* _Work instruction 1_: According to the passage on jumping position, what key lesson had the writer missed that explains the jumping "out of the tack"? Answer in one to three sentences.
* _Work instruction 2_: In the passage on jumping position, write out the stretch from "As Tonka got" through "the horse. Aha!" word for word.
===== Document section
As Tonka got more and more enthusiastic about the jumping, I was jumping more and more “out of the tack.” A switch to a jumping saddle improved things, but it wasn’t until Steph and I discussed my position that we realized that I had missed a key lesson – when jumping one closes the angles so that the thighs and lower leg are connected to the horse. Aha!

 

Here’s another position difference that isn’t obvious. All riders are taught to ride with their heels down. BUT. In dressage the balance point is over the soles of the feet.

 

In a jump saddle my stirrups were shortened, but I kept that weight in the ball of my foot. As I’d been taught to do. When I watched videos of me landing on the downside of the jump, I looked like a steeplechase jockey. Why was it happening?

Here Tonka uncorked one of his over-achieving leaps. Note the surprise on my face. My leg straightens and the foot flies forward. At least I didn’t grab his mouth with the reins.
==========
===== Entries supplied
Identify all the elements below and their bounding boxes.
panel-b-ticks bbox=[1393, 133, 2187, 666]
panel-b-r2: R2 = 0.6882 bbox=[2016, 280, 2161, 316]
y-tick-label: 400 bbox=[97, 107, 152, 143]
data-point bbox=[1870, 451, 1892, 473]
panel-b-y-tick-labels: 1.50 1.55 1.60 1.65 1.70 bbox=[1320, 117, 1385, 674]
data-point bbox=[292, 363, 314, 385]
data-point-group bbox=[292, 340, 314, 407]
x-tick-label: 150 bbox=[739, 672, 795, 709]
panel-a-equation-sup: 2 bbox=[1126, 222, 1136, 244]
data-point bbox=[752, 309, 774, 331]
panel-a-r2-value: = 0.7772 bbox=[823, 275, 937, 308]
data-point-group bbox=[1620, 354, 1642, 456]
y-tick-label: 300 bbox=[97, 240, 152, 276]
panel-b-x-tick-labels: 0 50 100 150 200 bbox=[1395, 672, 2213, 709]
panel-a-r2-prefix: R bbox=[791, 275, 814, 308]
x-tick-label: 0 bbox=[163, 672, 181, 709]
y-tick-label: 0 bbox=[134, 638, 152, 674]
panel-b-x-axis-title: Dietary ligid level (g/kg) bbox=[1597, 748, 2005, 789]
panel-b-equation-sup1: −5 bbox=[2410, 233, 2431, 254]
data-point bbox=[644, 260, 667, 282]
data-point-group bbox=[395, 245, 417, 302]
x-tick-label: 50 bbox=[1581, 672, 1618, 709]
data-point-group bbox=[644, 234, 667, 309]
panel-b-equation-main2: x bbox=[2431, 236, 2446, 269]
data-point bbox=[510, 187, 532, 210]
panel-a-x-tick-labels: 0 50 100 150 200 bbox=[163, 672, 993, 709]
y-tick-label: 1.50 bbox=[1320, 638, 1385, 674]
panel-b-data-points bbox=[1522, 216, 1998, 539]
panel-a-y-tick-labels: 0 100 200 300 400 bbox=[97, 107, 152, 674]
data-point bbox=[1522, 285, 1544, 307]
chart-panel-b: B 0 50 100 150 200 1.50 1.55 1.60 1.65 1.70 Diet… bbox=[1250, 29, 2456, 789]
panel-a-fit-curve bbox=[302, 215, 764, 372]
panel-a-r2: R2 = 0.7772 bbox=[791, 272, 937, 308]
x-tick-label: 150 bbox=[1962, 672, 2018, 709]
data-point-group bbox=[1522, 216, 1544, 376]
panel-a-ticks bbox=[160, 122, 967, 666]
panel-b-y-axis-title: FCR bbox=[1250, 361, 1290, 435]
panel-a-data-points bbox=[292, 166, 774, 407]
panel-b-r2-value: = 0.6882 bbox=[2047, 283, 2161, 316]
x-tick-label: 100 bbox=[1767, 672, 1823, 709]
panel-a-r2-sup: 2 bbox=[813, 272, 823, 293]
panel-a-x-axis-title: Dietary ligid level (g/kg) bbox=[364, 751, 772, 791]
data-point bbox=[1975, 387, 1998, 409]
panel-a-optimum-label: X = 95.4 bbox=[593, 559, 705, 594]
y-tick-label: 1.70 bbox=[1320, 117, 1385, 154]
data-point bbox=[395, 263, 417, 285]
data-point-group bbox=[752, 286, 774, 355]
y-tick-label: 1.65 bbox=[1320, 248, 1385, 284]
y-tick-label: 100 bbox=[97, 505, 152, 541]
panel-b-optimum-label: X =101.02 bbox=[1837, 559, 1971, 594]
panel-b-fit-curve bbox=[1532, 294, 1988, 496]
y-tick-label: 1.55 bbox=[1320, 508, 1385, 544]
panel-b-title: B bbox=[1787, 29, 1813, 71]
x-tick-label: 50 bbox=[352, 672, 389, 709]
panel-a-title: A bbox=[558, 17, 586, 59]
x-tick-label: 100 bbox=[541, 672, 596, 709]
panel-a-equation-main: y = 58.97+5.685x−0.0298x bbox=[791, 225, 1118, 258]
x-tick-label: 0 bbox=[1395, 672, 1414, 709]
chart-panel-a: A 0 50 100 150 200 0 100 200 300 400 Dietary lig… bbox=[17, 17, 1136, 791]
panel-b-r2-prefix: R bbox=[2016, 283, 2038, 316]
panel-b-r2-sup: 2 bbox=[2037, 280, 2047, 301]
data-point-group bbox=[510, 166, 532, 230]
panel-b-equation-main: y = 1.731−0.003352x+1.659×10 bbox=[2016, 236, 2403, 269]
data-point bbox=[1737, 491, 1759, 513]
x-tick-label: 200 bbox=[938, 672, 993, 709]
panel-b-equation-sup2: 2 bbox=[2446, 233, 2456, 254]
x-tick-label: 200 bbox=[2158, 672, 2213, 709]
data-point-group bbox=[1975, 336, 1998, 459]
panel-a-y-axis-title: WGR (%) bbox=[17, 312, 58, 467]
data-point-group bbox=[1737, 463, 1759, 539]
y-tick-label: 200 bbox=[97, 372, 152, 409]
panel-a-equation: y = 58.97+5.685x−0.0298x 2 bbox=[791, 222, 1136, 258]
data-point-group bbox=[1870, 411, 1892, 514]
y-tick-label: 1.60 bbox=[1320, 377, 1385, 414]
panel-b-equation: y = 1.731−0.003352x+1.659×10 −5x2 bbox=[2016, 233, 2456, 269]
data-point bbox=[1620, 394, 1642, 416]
==========
* _Task answer 1_: The writer had missed the lesson that, when jumping, a rider closes the angles so that the thighs and lower leg stay connected to the horse. Discussing position with Steph revealed this gap.

* _Task answer 2_:
As Tonka got more and more enthusiastic about the jumping, I was jumping more and more “out of the tack.” A switch to a jumping saddle improved things, but it wasn’t until Steph and I discussed my position that we realized that I had missed a key lesson – when jumping one closes the angles so that the thighs and lower leg are connected to the horse. Aha!